● **Task prompt**:
According to the blog post below on The Cult's album Love, on what date was the album released?
--- START Quoted text ---
Tuesday, February 19, 2013

Day Forty-Eight: The Cult - Love



Beggars Banquet ■ BEG A 65

Released October 19, 1985

Produced by Steve Brown
Engineered by Steve Brown and Mark Stent




Side One:Side Two:
  1. Nirvana
  2. Big Neon Glitter
  3. Love
  4. Brother Wolf; Sister Moon
  5. Rain
  1. Phoenix
  2. Hollow Man
  3. Revolution
  4. She Sells Sanctuary
  5. Black Angel
Despite being a band I remain cursorily familiar with (at best), I actually wrote about The Cult twice on the last blog, once in bite-sized form regarding their fourth album, Sonic Temple, and very early on regarding the Beggars Banquet "Omnibus Edition" releases, which included this very album. I still have no idea what to make of them in more "global" terms than my own personal one, but I've found myself gravitating more and more regularly to their work, as proven by my eventual acquisition of this record (another of my more excited purchases from Hunky Dory. It is, so far as I can tell, actually a UK original from '85, but I've never been too fussed about such things (even if I do find the thought neat and vaguely exciting).
--- END Quoted text ---
--- START Stored rows ---
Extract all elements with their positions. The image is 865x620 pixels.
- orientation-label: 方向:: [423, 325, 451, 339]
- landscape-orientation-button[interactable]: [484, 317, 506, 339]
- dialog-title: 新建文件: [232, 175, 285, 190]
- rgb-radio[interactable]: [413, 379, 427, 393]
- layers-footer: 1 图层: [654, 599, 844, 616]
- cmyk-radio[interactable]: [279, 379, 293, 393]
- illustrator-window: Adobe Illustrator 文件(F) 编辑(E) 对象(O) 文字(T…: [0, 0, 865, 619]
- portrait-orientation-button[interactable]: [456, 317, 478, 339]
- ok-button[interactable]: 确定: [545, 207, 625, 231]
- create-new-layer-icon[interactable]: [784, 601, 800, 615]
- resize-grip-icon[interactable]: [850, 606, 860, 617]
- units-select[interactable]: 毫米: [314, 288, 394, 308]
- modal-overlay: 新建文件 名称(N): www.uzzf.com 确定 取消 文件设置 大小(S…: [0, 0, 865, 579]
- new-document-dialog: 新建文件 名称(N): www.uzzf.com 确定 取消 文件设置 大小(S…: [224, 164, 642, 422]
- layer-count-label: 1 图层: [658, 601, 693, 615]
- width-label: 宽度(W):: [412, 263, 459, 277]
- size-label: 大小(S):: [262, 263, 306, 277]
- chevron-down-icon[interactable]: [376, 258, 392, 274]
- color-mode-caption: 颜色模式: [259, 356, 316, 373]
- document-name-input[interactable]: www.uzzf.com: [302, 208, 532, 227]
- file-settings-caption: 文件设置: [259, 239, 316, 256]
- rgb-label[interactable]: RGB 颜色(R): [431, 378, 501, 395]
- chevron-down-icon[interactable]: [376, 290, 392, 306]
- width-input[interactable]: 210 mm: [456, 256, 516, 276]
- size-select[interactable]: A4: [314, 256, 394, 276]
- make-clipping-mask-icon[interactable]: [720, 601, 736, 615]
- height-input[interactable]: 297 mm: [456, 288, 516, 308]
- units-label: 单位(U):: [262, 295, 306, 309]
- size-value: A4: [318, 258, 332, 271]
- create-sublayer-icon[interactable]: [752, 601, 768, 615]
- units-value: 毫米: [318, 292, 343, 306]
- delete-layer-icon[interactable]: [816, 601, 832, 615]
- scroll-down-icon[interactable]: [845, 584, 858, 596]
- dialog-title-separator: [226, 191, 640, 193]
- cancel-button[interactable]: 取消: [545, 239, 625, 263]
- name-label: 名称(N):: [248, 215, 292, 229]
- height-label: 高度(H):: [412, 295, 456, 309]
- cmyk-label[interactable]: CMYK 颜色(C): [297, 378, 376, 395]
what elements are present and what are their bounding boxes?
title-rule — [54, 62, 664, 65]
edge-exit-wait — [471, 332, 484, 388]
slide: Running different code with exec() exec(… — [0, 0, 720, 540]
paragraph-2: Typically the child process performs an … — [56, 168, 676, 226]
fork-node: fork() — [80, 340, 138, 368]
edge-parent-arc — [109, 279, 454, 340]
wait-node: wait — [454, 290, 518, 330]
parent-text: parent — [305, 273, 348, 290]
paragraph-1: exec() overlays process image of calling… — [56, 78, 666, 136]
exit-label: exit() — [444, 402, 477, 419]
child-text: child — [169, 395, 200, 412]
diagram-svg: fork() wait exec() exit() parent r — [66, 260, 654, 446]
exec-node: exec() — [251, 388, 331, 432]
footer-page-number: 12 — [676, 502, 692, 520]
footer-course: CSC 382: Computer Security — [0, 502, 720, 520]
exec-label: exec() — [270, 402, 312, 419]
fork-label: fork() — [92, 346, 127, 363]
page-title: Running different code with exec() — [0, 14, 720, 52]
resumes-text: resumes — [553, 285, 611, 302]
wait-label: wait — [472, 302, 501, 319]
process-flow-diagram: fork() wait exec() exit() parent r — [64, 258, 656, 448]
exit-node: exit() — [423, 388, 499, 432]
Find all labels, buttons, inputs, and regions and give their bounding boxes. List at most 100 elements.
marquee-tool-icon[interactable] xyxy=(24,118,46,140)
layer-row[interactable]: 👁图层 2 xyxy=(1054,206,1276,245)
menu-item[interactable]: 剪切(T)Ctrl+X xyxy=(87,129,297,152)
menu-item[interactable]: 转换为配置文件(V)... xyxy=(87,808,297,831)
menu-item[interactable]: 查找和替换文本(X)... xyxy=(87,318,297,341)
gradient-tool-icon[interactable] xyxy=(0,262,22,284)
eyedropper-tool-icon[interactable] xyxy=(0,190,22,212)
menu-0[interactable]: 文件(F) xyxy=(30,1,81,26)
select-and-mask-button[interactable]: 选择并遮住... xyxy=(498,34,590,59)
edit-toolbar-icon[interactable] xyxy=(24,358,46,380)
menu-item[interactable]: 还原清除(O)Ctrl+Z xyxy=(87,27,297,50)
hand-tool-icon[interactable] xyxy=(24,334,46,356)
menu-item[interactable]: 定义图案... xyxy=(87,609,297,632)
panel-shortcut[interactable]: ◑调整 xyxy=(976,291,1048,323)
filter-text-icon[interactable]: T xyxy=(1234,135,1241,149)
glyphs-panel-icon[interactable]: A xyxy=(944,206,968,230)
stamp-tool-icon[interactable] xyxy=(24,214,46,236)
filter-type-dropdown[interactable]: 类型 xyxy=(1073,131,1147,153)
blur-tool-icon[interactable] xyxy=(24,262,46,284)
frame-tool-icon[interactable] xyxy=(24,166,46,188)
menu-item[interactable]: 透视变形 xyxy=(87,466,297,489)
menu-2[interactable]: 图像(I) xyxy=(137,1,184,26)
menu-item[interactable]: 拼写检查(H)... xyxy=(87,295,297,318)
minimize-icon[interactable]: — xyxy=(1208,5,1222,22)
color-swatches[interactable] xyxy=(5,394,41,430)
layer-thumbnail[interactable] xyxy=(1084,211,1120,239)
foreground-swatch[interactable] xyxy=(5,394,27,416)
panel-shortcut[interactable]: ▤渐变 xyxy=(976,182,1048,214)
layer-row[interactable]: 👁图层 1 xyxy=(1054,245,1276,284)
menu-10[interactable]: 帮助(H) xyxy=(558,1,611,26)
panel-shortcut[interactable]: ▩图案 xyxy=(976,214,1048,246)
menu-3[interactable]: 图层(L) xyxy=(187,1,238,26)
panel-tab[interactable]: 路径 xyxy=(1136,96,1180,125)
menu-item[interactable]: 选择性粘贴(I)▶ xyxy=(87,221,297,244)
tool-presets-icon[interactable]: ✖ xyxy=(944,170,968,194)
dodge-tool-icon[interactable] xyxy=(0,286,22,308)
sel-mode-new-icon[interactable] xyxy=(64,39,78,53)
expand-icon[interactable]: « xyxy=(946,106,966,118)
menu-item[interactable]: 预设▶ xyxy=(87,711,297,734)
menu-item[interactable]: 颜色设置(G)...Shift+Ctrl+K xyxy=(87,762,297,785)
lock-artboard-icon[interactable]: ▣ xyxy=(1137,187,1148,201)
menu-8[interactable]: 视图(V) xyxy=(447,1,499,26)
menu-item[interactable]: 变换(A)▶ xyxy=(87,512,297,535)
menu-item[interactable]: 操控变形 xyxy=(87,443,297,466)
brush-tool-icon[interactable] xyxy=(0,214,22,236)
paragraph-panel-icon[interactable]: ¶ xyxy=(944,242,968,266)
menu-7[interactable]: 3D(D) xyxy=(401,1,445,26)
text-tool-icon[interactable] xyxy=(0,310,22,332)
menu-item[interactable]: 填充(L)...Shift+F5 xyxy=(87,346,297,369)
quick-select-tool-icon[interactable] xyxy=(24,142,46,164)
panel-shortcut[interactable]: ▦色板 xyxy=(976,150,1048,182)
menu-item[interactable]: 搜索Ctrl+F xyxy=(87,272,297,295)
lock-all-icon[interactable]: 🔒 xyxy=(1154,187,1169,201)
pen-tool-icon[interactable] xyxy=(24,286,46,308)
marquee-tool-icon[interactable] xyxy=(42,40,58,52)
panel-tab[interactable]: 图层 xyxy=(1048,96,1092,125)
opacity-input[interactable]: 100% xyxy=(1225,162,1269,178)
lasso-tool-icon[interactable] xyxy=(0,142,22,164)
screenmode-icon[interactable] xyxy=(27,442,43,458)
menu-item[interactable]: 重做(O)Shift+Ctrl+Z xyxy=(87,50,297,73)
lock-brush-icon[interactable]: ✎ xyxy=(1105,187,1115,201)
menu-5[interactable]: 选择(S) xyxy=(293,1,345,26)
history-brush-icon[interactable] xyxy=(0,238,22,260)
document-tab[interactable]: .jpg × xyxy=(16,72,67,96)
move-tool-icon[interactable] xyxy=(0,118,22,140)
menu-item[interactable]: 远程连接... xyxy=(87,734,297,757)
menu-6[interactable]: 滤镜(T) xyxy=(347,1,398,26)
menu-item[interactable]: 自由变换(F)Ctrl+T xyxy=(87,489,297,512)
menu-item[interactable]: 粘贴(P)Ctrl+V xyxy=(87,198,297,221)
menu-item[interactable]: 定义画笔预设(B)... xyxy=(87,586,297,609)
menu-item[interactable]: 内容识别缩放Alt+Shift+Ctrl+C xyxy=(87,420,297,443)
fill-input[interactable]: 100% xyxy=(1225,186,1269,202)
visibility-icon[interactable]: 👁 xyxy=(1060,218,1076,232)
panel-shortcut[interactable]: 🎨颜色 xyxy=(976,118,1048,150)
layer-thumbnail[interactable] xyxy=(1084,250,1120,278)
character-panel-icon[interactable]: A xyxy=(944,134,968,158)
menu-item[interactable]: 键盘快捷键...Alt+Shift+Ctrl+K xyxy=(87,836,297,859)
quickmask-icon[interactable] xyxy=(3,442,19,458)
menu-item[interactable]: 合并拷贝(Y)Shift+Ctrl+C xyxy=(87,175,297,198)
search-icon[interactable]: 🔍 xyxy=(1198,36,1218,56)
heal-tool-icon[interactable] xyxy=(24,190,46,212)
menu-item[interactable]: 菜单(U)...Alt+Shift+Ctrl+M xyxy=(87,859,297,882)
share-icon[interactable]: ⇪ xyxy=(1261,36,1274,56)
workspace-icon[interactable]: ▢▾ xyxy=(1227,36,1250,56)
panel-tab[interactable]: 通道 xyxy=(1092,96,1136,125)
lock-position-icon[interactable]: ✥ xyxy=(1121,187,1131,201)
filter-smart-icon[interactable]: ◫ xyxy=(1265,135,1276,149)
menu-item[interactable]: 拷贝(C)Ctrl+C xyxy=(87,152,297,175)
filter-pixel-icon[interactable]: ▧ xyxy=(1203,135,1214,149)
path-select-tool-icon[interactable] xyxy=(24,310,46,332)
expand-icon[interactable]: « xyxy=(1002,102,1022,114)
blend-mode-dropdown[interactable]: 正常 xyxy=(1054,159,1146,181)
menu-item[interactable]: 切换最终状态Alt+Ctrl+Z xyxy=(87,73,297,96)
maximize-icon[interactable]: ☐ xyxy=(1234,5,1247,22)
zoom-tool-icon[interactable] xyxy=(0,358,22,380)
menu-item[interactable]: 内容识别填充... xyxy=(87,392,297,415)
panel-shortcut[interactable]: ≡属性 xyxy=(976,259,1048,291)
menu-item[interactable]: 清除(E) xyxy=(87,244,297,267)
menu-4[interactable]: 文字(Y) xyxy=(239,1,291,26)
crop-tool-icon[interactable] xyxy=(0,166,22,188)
--- END Stored rows ---
● **The response**:
October 19, 1985